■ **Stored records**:
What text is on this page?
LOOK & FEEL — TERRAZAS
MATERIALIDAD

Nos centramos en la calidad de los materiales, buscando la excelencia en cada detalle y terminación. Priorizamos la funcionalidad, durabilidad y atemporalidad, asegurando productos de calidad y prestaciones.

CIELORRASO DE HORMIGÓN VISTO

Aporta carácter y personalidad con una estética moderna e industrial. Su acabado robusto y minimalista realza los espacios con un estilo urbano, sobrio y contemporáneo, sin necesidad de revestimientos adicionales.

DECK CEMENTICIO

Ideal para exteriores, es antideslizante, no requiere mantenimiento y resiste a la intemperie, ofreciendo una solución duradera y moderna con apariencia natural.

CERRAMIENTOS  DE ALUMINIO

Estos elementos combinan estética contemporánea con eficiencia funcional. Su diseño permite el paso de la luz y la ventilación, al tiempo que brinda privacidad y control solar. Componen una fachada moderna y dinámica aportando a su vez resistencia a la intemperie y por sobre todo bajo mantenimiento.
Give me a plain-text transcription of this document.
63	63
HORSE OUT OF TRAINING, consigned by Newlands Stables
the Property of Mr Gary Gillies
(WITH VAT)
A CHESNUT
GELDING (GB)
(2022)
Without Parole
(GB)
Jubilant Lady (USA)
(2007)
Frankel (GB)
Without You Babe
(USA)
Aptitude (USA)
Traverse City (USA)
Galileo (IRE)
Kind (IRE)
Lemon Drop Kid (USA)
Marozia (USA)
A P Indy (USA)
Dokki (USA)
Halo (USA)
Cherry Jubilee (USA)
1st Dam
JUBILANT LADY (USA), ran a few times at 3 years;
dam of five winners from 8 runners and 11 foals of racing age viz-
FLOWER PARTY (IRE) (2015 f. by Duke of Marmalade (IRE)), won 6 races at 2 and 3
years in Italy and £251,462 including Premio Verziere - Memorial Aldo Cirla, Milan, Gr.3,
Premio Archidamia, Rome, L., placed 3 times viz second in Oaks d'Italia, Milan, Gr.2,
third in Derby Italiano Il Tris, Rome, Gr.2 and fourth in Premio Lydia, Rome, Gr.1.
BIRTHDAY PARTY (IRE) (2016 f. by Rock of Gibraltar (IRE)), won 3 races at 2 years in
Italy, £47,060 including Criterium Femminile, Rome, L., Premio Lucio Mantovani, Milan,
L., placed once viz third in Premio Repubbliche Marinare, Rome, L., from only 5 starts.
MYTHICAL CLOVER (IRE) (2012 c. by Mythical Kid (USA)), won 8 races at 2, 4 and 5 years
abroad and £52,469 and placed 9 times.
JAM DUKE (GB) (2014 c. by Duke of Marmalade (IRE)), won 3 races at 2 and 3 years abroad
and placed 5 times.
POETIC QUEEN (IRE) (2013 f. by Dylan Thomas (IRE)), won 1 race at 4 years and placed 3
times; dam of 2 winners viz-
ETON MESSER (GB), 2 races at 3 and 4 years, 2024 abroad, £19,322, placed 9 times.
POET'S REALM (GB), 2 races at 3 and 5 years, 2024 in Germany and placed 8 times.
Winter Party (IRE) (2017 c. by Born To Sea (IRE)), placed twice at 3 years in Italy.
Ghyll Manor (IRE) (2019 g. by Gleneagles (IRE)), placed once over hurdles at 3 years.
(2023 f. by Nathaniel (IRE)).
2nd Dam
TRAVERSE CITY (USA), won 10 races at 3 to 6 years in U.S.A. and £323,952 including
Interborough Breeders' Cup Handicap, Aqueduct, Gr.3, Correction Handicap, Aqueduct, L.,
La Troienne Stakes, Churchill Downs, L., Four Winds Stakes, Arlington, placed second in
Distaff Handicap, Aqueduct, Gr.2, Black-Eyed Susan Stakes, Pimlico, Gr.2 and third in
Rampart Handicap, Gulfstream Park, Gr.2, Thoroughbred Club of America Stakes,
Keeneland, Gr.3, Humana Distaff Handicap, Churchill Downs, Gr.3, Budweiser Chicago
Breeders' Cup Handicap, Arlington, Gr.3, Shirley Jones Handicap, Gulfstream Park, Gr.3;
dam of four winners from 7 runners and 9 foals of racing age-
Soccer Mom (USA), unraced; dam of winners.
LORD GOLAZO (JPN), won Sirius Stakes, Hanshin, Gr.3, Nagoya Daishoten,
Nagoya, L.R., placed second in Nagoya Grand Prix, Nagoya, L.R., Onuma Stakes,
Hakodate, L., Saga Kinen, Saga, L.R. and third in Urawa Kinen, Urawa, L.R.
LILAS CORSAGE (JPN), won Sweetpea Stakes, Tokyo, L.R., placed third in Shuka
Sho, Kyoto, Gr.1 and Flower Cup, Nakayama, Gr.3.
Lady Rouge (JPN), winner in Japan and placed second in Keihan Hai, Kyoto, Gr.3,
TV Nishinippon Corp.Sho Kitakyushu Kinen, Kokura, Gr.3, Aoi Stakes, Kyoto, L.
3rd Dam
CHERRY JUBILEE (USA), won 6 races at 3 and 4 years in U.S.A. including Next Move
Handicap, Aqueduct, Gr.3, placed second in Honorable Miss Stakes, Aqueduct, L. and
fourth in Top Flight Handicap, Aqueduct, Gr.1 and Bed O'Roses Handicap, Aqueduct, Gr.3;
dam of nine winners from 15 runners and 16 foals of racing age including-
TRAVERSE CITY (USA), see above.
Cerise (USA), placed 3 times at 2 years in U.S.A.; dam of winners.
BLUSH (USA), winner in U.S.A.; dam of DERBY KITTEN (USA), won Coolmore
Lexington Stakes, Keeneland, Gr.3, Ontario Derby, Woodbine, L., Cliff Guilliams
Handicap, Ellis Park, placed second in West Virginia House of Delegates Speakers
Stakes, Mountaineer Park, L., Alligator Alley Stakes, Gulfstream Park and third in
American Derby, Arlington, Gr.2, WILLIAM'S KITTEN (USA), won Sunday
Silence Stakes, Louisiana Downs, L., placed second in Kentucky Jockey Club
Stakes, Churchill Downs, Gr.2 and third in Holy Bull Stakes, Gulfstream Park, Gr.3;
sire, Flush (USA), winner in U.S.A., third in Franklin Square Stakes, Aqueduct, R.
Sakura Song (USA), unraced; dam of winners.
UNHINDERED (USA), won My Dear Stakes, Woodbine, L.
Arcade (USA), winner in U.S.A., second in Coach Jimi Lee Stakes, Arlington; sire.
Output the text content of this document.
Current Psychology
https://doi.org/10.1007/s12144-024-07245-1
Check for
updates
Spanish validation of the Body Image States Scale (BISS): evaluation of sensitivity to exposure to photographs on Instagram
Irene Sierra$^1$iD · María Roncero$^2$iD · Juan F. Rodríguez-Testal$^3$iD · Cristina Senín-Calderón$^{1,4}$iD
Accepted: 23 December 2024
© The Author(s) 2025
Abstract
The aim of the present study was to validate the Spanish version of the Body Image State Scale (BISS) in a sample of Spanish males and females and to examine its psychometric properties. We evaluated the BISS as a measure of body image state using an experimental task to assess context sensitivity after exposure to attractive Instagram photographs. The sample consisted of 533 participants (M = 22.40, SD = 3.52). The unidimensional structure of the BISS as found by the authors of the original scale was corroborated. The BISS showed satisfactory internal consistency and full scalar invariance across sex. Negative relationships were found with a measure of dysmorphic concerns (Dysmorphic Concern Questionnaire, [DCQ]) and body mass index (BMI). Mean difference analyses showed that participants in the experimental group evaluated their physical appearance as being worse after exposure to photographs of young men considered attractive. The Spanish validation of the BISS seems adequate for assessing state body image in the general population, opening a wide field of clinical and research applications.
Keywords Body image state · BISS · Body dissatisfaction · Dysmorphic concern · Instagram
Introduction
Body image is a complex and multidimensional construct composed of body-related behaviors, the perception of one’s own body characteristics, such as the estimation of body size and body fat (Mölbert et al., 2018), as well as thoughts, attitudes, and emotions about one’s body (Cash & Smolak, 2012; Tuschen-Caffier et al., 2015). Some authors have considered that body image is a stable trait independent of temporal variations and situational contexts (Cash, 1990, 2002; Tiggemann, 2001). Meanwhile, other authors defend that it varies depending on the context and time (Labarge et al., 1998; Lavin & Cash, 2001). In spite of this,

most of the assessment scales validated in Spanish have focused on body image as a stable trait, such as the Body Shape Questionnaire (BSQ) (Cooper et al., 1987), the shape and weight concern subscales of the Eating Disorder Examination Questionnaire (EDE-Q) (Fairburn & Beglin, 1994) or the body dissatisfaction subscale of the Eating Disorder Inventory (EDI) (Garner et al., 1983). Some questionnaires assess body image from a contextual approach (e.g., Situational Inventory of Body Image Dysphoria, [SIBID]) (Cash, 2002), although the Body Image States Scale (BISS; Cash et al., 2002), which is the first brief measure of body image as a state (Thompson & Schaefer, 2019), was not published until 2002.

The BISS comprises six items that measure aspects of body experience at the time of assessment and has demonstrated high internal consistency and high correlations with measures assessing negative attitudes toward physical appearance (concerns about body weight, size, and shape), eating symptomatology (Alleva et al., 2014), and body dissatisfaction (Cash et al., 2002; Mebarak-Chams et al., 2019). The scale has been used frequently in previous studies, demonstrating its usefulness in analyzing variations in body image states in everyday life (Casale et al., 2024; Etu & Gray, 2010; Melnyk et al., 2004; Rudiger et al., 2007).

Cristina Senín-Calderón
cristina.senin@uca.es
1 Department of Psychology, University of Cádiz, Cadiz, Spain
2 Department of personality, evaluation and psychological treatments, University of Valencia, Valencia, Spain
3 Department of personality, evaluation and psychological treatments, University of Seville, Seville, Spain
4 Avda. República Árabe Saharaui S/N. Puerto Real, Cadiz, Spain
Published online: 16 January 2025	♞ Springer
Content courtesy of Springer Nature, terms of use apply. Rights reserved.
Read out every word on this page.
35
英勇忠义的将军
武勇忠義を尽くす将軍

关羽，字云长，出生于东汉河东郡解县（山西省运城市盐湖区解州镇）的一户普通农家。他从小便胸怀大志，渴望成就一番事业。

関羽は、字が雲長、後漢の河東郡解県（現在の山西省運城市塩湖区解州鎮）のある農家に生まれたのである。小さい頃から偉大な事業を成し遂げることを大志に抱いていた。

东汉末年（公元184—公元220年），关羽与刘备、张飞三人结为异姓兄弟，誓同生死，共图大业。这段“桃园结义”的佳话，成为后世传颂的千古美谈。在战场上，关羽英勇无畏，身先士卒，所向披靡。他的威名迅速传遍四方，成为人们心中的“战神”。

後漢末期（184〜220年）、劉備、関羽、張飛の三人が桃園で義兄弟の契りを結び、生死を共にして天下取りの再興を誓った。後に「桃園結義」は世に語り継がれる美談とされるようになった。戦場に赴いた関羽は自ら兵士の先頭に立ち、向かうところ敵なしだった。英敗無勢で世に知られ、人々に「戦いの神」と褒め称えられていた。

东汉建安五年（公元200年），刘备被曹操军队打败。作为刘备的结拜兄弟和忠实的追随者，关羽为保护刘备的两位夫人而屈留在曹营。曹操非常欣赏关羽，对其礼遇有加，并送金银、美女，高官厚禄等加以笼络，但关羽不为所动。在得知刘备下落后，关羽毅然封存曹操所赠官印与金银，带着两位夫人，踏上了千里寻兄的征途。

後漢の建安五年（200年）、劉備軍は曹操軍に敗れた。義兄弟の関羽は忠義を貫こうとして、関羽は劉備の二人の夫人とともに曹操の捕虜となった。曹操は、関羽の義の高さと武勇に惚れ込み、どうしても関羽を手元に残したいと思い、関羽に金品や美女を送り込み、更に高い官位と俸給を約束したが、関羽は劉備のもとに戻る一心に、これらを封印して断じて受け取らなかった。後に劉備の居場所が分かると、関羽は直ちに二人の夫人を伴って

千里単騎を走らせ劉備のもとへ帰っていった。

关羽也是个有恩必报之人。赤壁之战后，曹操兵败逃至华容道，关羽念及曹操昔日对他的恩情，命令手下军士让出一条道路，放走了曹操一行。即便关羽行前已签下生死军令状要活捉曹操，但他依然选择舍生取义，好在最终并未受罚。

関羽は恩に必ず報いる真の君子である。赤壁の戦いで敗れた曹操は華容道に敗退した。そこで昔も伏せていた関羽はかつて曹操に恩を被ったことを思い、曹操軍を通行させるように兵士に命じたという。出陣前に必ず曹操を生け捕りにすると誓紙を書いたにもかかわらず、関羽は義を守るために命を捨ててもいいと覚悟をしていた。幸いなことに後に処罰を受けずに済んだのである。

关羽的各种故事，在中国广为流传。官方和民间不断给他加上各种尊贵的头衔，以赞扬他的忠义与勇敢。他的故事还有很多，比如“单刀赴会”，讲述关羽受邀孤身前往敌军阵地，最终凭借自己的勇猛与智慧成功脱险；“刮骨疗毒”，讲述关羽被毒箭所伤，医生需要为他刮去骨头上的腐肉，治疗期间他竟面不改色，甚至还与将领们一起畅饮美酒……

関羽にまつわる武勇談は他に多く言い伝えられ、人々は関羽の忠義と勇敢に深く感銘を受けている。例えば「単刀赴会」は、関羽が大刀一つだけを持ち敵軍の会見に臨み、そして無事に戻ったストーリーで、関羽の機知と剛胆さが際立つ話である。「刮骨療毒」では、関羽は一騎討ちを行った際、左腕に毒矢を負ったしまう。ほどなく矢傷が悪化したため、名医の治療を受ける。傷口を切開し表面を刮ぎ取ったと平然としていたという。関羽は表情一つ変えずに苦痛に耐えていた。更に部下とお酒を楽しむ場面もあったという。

■ **What to work on**: Sift through the entries and copy every line with "Marmalade".

■ **Answer below**:
FLOWER PARTY (IRE) (2015 f. by Duke of Marmalade (IRE)), won 6 races at 2 and 3
JAM DUKE (GB) (2014 c. by Duke of Marmalade (IRE)), won 3 races at 2 and 3 years abroad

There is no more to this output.